## Task requirements:
Output all entries verbatim. Skip pictures.

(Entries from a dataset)
--------------------------------------------------
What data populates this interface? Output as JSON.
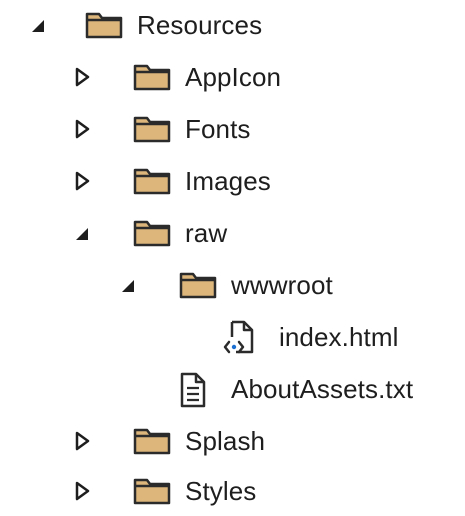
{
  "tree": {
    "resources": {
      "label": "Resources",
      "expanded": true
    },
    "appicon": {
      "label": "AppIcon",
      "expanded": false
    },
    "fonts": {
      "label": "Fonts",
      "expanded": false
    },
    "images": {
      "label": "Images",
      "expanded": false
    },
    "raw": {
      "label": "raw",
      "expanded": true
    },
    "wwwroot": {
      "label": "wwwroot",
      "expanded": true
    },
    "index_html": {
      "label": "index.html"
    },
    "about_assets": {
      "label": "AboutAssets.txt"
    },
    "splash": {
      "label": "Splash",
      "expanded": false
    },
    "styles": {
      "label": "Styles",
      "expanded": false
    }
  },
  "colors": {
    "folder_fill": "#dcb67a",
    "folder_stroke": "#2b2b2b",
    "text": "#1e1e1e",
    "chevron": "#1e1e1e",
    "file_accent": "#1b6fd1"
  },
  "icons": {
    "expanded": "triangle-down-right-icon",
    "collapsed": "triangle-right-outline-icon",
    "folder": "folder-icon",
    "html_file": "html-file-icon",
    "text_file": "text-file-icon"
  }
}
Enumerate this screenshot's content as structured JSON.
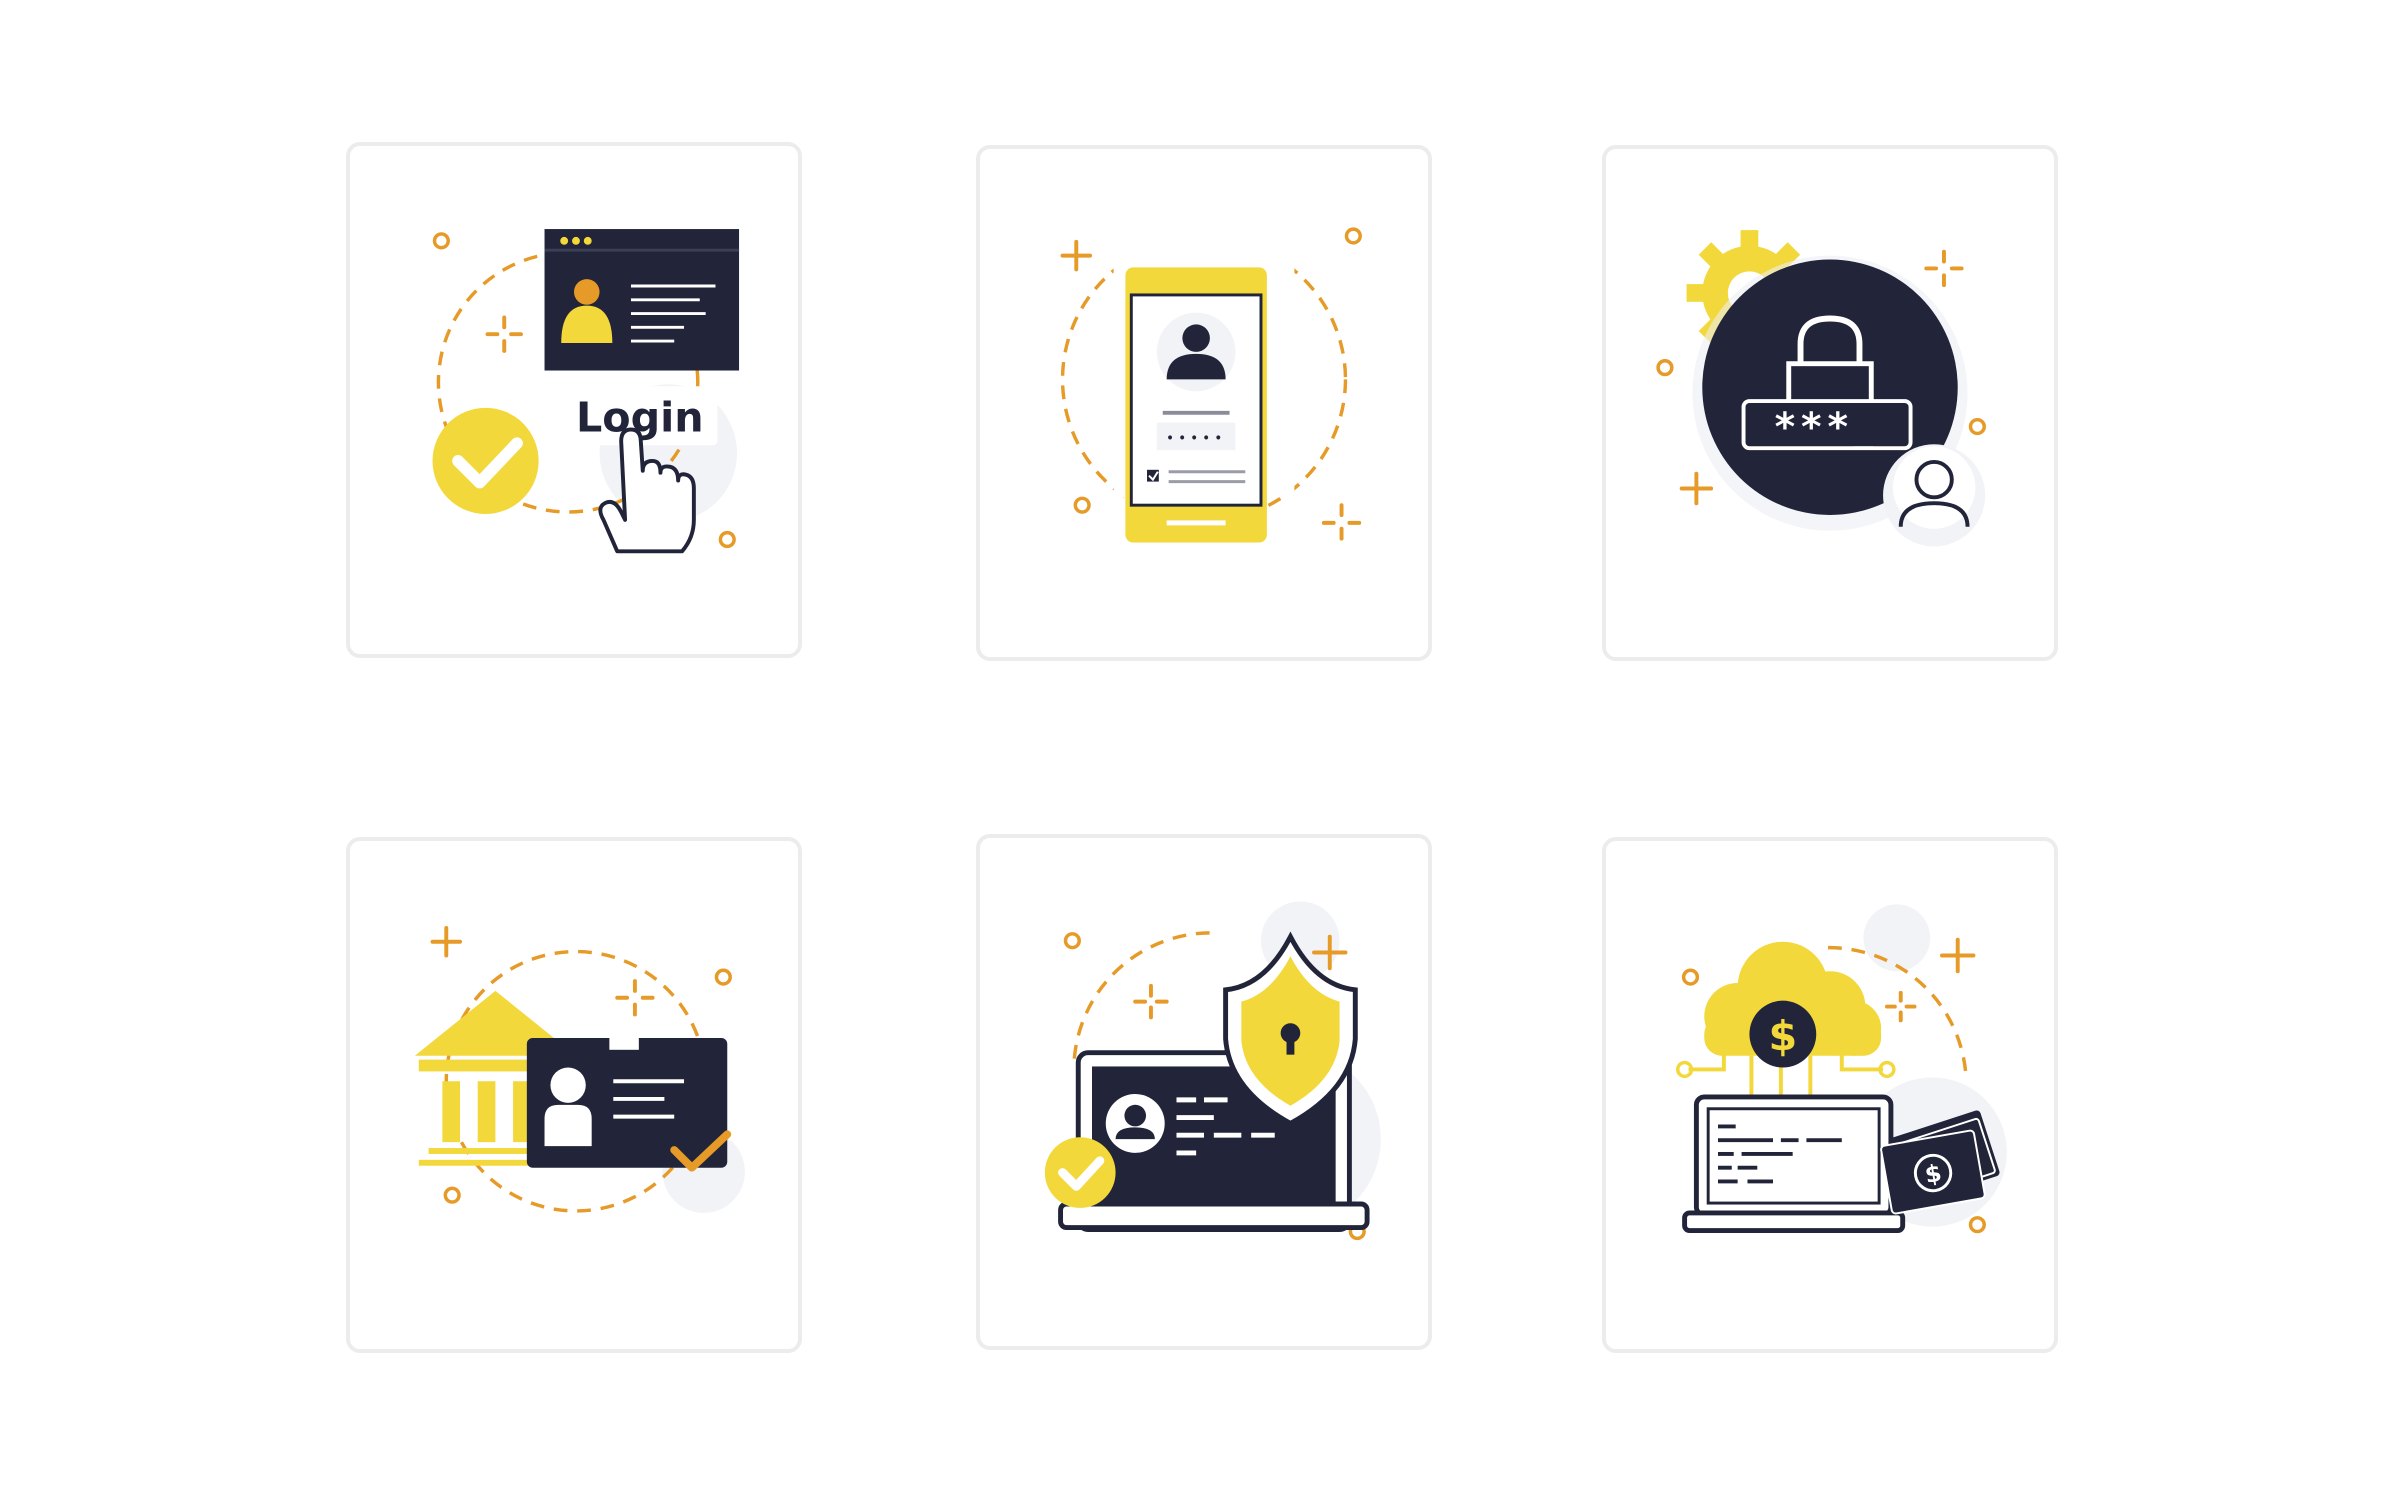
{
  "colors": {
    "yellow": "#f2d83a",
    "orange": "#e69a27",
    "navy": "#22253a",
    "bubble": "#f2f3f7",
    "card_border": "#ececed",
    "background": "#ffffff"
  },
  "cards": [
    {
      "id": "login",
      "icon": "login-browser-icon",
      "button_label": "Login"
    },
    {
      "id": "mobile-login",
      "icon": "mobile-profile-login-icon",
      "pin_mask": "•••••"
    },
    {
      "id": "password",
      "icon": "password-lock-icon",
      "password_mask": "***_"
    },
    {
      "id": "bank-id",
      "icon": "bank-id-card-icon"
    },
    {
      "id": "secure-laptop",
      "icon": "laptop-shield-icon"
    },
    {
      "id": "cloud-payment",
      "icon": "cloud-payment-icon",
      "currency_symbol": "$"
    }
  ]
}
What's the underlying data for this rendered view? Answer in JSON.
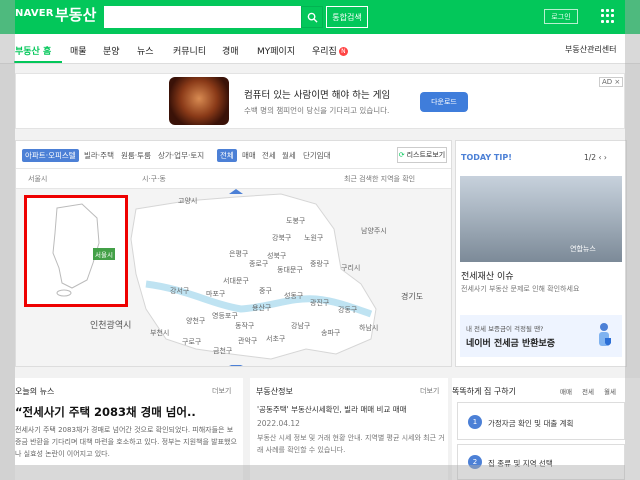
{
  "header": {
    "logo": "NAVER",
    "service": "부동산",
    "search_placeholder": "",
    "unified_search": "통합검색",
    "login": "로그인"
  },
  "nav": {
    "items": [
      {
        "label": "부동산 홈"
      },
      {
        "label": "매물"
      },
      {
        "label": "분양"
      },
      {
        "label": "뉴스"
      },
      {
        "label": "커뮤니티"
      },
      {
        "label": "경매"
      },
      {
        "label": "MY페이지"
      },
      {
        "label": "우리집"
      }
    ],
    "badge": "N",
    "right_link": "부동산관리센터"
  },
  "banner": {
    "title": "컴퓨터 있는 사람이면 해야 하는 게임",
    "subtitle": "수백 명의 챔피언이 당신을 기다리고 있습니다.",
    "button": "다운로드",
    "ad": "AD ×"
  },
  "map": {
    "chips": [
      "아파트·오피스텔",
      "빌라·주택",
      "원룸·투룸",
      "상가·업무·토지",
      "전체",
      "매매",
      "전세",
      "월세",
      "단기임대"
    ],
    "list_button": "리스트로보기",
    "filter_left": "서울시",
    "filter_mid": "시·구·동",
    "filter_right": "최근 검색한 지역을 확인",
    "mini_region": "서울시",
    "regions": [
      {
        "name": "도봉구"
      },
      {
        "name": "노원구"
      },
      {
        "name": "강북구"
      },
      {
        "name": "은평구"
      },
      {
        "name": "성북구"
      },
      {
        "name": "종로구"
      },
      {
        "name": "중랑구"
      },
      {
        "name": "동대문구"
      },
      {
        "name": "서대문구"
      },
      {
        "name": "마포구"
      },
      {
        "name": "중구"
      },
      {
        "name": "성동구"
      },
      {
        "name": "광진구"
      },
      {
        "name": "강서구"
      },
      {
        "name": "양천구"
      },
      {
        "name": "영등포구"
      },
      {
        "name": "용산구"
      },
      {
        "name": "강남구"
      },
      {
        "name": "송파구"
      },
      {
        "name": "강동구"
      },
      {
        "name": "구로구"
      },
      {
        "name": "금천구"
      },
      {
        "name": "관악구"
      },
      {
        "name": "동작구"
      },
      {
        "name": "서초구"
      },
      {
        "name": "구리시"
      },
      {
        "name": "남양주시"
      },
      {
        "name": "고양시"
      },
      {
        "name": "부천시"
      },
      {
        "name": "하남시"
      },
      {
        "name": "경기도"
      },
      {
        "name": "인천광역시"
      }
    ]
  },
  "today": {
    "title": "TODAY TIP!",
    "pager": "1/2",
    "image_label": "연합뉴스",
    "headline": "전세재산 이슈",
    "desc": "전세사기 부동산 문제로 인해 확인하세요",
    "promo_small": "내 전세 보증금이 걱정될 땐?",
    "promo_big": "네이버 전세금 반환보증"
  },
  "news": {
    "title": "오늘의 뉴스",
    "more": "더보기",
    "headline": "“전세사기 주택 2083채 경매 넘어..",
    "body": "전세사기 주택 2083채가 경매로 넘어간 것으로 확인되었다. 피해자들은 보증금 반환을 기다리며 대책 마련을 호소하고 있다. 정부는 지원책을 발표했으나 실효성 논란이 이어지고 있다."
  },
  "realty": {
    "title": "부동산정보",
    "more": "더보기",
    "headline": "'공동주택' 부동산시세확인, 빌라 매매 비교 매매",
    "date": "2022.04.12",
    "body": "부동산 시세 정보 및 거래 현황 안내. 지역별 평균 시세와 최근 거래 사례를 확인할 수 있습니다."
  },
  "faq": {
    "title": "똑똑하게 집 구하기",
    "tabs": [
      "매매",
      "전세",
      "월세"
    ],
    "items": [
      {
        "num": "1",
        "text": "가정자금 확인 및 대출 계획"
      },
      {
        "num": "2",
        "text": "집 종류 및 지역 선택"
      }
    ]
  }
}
--------------------------------------------------
## Completed task:
What data populates this interface? Output as JSON.
{
  "tree": {
    "resources": {
      "label": "Resources",
      "expanded": true
    },
    "appicon": {
      "label": "AppIcon",
      "expanded": false
    },
    "fonts": {
      "label": "Fonts",
      "expanded": false
    },
    "images": {
      "label": "Images",
      "expanded": false
    },
    "raw": {
      "label": "raw",
      "expanded": true
    },
    "wwwroot": {
      "label": "wwwroot",
      "expanded": true
    },
    "index_html": {
      "label": "index.html"
    },
    "about_assets": {
      "label": "AboutAssets.txt"
    },
    "splash": {
      "label": "Splash",
      "expanded": false
    },
    "styles": {
      "label": "Styles",
      "expanded": false
    }
  },
  "colors": {
    "folder_fill": "#dcb67a",
    "folder_stroke": "#2b2b2b",
    "text": "#1e1e1e",
    "chevron": "#1e1e1e",
    "file_accent": "#1b6fd1"
  },
  "icons": {
    "expanded": "triangle-down-right-icon",
    "collapsed": "triangle-right-outline-icon",
    "folder": "folder-icon",
    "html_file": "html-file-icon",
    "text_file": "text-file-icon"
  }
}
Enumerate this screenshot's content as structured JSON.
{
  "colors": {
    "yellow": "#f2d83a",
    "orange": "#e69a27",
    "navy": "#22253a",
    "bubble": "#f2f3f7",
    "card_border": "#ececed",
    "background": "#ffffff"
  },
  "cards": [
    {
      "id": "login",
      "icon": "login-browser-icon",
      "button_label": "Login"
    },
    {
      "id": "mobile-login",
      "icon": "mobile-profile-login-icon",
      "pin_mask": "•••••"
    },
    {
      "id": "password",
      "icon": "password-lock-icon",
      "password_mask": "***_"
    },
    {
      "id": "bank-id",
      "icon": "bank-id-card-icon"
    },
    {
      "id": "secure-laptop",
      "icon": "laptop-shield-icon"
    },
    {
      "id": "cloud-payment",
      "icon": "cloud-payment-icon",
      "currency_symbol": "$"
    }
  ]
}
What's the underlying data for this rendered view? Answer in JSON.
{
  "header": {
    "logo": "NAVER",
    "service": "부동산",
    "search_placeholder": "",
    "unified_search": "통합검색",
    "login": "로그인"
  },
  "nav": {
    "items": [
      {
        "label": "부동산 홈"
      },
      {
        "label": "매물"
      },
      {
        "label": "분양"
      },
      {
        "label": "뉴스"
      },
      {
        "label": "커뮤니티"
      },
      {
        "label": "경매"
      },
      {
        "label": "MY페이지"
      },
      {
        "label": "우리집"
      }
    ],
    "badge": "N",
    "right_link": "부동산관리센터"
  },
  "banner": {
    "title": "컴퓨터 있는 사람이면 해야 하는 게임",
    "subtitle": "수백 명의 챔피언이 당신을 기다리고 있습니다.",
    "button": "다운로드",
    "ad": "AD ×"
  },
  "map": {
    "chips": [
      "아파트·오피스텔",
      "빌라·주택",
      "원룸·투룸",
      "상가·업무·토지",
      "전체",
      "매매",
      "전세",
      "월세",
      "단기임대"
    ],
    "list_button": "리스트로보기",
    "filter_left": "서울시",
    "filter_mid": "시·구·동",
    "filter_right": "최근 검색한 지역을 확인",
    "mini_region": "서울시",
    "regions": [
      {
        "name": "도봉구"
      },
      {
        "name": "노원구"
      },
      {
        "name": "강북구"
      },
      {
        "name": "은평구"
      },
      {
        "name": "성북구"
      },
      {
        "name": "종로구"
      },
      {
        "name": "중랑구"
      },
      {
        "name": "동대문구"
      },
      {
        "name": "서대문구"
      },
      {
        "name": "마포구"
      },
      {
        "name": "중구"
      },
      {
        "name": "성동구"
      },
      {
        "name": "광진구"
      },
      {
        "name": "강서구"
      },
      {
        "name": "양천구"
      },
      {
        "name": "영등포구"
      },
      {
        "name": "용산구"
      },
      {
        "name": "강남구"
      },
      {
        "name": "송파구"
      },
      {
        "name": "강동구"
      },
      {
        "name": "구로구"
      },
      {
        "name": "금천구"
      },
      {
        "name": "관악구"
      },
      {
        "name": "동작구"
      },
      {
        "name": "서초구"
      },
      {
        "name": "구리시"
      },
      {
        "name": "남양주시"
      },
      {
        "name": "고양시"
      },
      {
        "name": "부천시"
      },
      {
        "name": "하남시"
      },
      {
        "name": "경기도"
      },
      {
        "name": "인천광역시"
      }
    ]
  },
  "today": {
    "title": "TODAY TIP!",
    "pager": "1/2",
    "image_label": "연합뉴스",
    "headline": "전세재산 이슈",
    "desc": "전세사기 부동산 문제로 인해 확인하세요",
    "promo_small": "내 전세 보증금이 걱정될 땐?",
    "promo_big": "네이버 전세금 반환보증"
  },
  "news": {
    "title": "오늘의 뉴스",
    "more": "더보기",
    "headline": "“전세사기 주택 2083채 경매 넘어..",
    "body": "전세사기 주택 2083채가 경매로 넘어간 것으로 확인되었다. 피해자들은 보증금 반환을 기다리며 대책 마련을 호소하고 있다. 정부는 지원책을 발표했으나 실효성 논란이 이어지고 있다."
  },
  "realty": {
    "title": "부동산정보",
    "more": "더보기",
    "headline": "'공동주택' 부동산시세확인, 빌라 매매 비교 매매",
    "date": "2022.04.12",
    "body": "부동산 시세 정보 및 거래 현황 안내. 지역별 평균 시세와 최근 거래 사례를 확인할 수 있습니다."
  },
  "faq": {
    "title": "똑똑하게 집 구하기",
    "tabs": [
      "매매",
      "전세",
      "월세"
    ],
    "items": [
      {
        "num": "1",
        "text": "가정자금 확인 및 대출 계획"
      },
      {
        "num": "2",
        "text": "집 종류 및 지역 선택"
      }
    ]
  }
}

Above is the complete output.